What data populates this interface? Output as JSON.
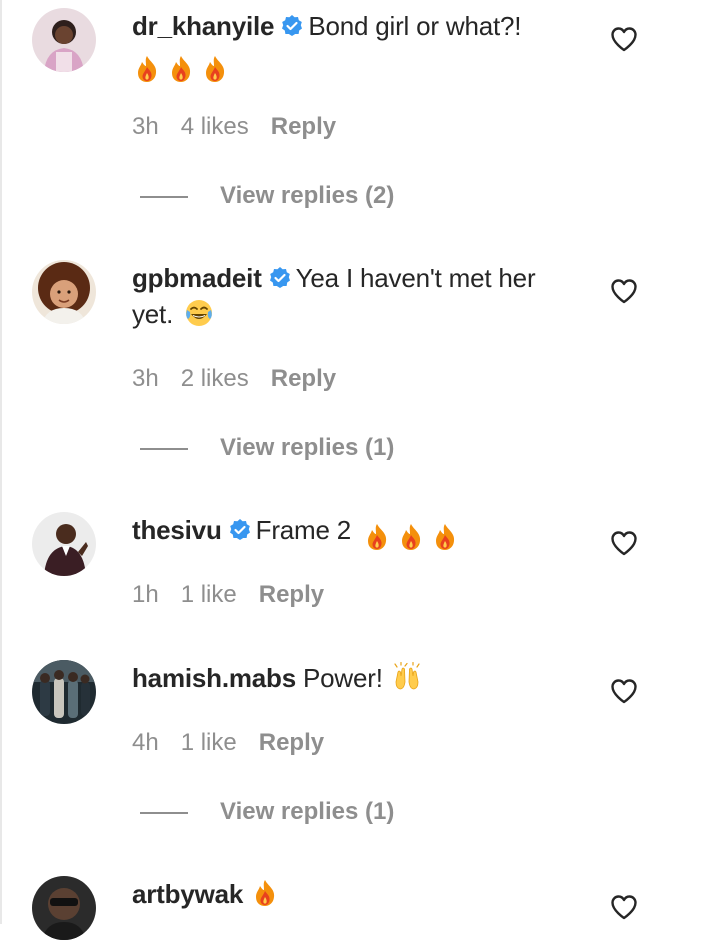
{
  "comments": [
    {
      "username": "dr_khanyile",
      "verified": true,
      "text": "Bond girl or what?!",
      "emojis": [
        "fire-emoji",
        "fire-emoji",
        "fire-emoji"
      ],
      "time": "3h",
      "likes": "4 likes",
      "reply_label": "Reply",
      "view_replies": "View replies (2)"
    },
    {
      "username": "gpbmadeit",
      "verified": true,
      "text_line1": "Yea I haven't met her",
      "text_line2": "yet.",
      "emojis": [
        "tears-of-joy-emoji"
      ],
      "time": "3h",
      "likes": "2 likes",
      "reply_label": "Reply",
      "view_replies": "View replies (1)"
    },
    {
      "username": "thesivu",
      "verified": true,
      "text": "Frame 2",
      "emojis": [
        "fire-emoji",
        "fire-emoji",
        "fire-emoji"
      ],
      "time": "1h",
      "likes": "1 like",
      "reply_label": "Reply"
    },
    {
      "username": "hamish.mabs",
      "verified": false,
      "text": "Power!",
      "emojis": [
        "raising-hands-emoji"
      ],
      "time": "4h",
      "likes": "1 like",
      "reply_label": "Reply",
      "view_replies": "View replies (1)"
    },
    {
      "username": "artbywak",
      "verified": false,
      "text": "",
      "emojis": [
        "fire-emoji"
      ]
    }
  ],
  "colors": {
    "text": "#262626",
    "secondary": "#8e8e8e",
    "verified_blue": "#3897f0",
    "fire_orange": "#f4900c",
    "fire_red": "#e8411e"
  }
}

____

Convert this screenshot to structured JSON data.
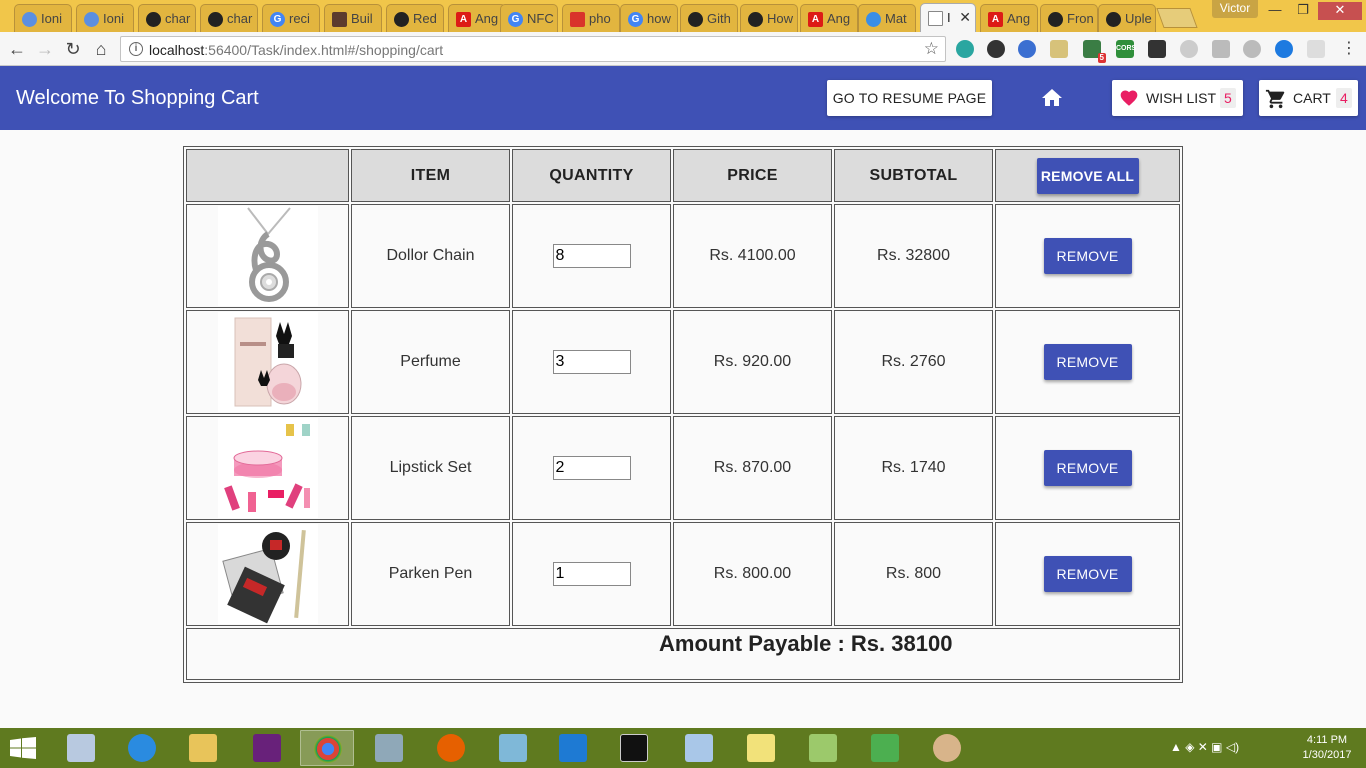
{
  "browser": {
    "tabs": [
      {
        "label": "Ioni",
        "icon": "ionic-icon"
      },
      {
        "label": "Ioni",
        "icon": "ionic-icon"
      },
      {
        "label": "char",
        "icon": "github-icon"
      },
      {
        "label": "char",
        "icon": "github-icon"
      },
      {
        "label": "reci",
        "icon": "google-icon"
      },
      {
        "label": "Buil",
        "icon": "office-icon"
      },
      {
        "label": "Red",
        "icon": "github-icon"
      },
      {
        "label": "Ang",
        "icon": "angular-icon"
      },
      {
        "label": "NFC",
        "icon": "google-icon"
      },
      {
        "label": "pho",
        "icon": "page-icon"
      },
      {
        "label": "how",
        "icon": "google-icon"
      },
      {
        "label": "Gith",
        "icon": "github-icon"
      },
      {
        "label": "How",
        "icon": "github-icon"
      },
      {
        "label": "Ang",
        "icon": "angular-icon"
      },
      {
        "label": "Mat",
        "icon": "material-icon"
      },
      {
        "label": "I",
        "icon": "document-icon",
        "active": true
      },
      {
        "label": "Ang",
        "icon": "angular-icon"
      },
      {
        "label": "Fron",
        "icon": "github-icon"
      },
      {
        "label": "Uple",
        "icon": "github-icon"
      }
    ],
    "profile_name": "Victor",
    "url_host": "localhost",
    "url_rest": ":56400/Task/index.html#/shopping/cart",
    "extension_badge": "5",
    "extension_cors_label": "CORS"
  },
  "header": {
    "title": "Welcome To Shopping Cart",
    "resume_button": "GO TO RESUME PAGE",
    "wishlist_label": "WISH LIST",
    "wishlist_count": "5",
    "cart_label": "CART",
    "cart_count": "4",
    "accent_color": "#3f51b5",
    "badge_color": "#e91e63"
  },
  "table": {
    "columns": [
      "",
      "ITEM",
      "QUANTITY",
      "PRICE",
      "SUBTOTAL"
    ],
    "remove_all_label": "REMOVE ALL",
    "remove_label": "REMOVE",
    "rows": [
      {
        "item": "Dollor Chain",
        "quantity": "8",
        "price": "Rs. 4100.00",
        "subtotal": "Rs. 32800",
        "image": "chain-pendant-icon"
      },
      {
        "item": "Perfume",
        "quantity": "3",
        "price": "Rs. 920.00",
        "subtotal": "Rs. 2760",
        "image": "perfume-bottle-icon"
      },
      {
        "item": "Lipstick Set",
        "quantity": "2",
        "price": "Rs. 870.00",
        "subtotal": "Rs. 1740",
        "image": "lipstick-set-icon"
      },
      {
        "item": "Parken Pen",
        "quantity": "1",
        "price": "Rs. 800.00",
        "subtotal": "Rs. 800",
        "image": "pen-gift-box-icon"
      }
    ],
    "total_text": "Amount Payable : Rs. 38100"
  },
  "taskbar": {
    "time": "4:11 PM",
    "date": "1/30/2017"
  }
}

____

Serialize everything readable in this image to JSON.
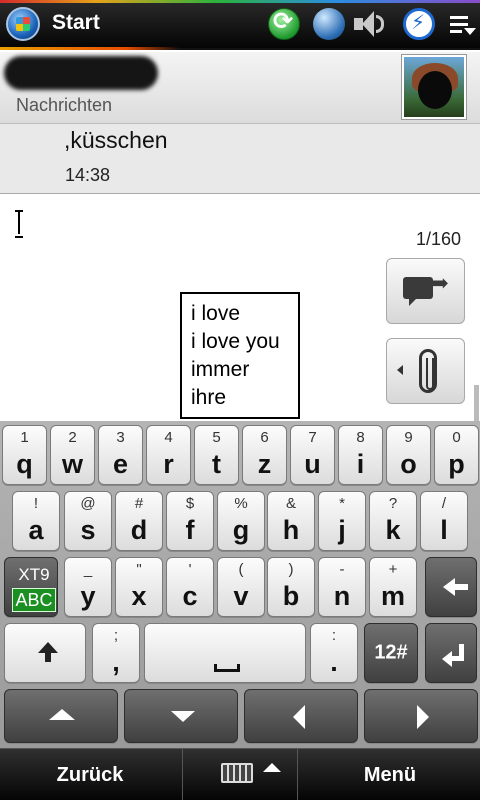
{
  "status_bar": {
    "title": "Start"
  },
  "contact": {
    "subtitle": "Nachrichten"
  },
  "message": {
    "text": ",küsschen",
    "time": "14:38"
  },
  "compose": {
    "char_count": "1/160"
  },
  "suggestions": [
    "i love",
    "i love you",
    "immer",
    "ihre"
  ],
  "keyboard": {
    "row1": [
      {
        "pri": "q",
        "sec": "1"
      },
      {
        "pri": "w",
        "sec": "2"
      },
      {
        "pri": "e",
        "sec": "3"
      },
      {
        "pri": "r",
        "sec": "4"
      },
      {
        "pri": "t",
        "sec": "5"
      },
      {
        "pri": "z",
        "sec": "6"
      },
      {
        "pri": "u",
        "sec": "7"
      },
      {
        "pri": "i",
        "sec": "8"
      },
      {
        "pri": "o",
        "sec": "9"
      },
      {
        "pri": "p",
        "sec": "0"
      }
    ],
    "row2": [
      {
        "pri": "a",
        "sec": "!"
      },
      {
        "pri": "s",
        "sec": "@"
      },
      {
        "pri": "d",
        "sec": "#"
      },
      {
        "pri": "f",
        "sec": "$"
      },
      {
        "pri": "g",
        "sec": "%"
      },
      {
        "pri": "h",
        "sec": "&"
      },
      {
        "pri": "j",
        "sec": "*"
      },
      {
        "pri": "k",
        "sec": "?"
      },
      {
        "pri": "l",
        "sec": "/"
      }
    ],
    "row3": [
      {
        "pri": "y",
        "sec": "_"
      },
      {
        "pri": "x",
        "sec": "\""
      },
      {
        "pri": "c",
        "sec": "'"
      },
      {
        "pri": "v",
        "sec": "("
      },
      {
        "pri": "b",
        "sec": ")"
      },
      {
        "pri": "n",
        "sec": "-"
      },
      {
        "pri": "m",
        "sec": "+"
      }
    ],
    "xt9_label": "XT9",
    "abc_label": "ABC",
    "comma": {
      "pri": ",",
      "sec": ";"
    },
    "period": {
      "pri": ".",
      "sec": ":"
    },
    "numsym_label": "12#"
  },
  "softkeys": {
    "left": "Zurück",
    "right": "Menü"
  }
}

____

▶ [What to produce] Scan the records above for the string "REMOVE", then select every line that holds it.

▶ [Result for this task]
    "remove_all_label": "REMOVE ALL",
    "remove_label": "REMOVE",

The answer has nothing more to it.